** Directive **
Locate every line below that contains the word "path" and copy it.

Extracts from a graphics dataset
____________________

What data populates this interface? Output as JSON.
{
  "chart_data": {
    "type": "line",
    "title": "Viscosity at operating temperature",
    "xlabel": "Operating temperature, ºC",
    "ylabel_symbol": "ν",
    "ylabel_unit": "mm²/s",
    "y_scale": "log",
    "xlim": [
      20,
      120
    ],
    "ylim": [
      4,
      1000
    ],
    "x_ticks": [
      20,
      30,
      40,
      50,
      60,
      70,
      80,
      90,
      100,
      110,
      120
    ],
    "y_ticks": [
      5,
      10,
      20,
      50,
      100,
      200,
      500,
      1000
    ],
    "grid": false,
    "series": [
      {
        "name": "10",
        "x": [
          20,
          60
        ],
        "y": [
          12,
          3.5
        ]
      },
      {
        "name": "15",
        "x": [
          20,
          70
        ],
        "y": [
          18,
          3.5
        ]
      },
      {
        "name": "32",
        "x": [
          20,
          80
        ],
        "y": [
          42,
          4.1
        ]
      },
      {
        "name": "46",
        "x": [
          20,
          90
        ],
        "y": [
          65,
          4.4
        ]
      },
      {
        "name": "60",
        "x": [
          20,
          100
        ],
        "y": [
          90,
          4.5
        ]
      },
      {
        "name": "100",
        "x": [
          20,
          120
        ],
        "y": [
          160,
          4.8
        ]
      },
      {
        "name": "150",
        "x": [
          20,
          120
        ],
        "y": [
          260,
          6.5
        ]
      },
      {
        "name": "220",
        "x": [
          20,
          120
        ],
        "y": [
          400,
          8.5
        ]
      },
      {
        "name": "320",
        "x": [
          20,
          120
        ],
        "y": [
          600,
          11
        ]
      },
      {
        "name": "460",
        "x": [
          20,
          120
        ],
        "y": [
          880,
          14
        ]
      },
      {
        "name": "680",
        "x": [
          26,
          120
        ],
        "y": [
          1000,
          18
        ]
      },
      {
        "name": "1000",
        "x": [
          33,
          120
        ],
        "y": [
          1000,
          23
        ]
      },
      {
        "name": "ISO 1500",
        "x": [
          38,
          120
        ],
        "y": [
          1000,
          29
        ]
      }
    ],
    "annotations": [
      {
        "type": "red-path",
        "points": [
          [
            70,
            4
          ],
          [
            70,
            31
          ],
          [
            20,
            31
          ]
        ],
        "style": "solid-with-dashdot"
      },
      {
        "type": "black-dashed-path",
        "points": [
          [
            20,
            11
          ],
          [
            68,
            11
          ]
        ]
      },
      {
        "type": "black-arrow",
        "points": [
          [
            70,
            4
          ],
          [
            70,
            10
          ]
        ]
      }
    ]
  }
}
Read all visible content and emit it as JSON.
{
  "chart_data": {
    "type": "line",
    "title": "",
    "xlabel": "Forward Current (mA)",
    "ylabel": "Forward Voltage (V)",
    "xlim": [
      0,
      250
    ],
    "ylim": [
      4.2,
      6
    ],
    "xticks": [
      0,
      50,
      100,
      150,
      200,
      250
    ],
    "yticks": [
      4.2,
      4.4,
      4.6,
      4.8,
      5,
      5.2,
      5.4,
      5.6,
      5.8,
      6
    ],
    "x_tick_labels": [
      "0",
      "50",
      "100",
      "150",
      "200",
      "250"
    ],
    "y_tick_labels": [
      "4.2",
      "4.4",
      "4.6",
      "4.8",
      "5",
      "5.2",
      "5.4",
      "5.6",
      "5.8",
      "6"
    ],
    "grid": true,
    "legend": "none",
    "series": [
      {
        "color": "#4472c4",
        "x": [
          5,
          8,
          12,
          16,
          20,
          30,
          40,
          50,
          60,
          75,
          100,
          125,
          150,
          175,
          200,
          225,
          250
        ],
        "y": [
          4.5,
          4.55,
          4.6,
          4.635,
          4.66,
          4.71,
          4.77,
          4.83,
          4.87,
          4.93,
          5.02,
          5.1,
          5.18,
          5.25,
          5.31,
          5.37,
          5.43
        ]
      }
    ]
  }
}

____________________

** Expected output **
        "type": "red-path",
        "type": "black-dashed-path",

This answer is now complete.